(Figure record listings)
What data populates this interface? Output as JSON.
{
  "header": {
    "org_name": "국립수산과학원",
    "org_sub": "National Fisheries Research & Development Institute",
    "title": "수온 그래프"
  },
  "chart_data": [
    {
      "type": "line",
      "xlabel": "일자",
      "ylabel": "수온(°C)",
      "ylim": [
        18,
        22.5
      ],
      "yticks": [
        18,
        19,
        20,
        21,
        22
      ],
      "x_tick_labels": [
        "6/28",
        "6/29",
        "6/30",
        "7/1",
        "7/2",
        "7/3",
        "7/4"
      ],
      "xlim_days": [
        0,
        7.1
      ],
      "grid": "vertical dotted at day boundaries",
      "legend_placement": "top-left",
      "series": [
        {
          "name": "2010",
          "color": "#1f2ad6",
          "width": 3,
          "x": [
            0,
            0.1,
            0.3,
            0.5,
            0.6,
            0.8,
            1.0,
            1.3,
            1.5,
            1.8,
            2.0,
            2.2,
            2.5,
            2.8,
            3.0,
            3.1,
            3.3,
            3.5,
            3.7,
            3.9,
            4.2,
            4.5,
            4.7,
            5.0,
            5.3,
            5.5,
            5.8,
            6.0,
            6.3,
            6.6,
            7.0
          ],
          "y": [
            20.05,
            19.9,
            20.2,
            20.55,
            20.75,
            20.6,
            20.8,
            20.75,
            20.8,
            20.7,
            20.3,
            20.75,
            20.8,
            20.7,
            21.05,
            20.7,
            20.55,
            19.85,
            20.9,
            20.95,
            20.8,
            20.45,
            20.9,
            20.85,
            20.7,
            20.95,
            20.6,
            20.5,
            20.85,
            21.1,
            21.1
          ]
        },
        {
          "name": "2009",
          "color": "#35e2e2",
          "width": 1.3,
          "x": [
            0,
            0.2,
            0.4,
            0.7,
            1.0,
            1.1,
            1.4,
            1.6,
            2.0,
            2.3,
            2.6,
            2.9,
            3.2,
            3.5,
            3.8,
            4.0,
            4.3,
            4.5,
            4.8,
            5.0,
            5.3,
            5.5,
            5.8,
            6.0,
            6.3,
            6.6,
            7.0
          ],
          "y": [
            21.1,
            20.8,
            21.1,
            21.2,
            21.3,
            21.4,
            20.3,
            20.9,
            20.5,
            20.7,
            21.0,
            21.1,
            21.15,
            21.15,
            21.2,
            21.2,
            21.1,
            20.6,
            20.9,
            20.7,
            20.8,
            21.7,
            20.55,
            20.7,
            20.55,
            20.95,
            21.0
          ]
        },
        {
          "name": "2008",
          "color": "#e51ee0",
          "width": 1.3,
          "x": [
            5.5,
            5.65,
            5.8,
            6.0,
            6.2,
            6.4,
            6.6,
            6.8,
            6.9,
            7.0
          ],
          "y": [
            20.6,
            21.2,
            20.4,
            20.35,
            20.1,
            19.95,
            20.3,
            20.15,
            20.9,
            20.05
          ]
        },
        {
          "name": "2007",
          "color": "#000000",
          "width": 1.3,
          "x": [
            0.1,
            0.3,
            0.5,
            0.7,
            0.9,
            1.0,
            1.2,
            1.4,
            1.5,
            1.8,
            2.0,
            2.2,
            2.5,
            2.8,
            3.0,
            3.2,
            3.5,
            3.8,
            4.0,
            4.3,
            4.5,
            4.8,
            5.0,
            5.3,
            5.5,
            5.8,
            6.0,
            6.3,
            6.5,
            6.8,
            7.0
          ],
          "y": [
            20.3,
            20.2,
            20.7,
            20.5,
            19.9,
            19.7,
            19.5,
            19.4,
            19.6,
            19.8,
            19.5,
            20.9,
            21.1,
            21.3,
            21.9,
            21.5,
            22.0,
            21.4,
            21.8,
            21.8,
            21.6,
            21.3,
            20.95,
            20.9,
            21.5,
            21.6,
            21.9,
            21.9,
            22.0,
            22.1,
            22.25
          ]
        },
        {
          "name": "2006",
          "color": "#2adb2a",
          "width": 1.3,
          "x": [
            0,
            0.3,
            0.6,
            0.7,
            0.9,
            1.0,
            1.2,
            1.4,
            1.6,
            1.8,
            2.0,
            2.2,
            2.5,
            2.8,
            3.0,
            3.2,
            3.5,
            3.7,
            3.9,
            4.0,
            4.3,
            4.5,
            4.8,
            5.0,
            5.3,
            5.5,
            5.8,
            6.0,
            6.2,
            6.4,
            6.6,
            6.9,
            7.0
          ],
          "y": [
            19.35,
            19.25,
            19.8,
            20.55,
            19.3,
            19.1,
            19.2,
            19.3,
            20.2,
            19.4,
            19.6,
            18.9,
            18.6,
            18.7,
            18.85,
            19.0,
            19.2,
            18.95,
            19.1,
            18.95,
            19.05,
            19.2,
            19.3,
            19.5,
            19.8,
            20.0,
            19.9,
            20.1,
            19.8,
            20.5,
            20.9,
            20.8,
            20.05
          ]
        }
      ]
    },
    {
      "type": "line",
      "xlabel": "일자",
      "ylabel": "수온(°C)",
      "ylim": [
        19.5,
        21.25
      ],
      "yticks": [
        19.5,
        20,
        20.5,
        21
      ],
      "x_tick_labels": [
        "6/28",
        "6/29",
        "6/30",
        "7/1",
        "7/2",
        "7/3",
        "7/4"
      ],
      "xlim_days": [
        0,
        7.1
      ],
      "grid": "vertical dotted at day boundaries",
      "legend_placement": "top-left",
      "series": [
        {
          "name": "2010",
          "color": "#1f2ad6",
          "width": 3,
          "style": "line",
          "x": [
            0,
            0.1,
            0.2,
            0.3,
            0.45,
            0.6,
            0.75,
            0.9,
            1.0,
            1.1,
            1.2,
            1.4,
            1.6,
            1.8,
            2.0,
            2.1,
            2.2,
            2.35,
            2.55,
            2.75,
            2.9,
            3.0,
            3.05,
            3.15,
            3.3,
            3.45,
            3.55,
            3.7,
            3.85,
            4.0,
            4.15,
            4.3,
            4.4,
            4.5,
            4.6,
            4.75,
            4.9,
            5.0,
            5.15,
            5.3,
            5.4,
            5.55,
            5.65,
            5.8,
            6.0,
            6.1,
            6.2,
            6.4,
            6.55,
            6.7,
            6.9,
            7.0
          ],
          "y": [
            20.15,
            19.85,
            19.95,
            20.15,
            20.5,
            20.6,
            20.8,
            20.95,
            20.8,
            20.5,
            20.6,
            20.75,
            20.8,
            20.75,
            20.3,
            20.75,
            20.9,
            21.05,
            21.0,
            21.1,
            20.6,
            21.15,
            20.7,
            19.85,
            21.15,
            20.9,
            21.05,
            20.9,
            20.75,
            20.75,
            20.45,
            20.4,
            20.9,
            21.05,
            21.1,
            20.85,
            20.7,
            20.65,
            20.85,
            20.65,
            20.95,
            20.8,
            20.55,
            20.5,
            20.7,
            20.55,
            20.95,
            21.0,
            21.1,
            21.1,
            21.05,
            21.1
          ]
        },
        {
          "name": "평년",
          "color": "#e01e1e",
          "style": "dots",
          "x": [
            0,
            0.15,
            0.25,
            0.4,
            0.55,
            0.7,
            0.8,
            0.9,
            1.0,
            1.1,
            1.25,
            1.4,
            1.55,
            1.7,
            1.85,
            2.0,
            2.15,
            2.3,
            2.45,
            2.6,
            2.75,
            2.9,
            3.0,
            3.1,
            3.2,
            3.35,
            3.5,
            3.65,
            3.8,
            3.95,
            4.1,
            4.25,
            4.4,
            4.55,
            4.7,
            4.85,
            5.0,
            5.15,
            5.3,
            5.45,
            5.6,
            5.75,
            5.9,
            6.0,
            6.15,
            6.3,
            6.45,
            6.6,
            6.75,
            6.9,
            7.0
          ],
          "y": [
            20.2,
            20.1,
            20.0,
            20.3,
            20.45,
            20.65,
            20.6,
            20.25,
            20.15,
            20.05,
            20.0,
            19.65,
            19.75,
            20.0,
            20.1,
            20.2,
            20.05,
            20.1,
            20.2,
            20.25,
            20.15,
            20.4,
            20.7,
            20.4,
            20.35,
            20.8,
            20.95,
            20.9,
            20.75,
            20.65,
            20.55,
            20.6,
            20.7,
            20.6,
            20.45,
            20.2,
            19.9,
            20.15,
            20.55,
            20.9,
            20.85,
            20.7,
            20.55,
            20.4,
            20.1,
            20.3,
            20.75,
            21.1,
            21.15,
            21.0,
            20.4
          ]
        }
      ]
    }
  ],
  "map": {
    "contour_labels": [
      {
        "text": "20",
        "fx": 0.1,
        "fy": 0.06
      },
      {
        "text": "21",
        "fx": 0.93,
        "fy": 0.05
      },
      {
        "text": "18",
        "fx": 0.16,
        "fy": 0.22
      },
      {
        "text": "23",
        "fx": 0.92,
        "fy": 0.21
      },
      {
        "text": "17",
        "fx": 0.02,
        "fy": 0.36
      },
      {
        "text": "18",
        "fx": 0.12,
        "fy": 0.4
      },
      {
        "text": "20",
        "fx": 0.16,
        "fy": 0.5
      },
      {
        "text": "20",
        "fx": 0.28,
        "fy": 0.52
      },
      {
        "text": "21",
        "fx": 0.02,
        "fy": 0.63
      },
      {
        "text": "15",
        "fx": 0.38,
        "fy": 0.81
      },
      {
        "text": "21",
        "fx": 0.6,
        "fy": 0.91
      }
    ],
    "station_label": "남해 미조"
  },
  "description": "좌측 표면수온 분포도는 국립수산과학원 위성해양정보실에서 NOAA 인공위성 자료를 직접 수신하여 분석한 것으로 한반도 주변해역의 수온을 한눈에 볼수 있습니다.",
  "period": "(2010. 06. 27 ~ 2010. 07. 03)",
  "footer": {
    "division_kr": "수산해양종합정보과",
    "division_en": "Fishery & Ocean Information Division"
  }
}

**Set task:**
Within the data above, count the lines that contain the string "color"; the reply is the number alone.

**Written answer:**
7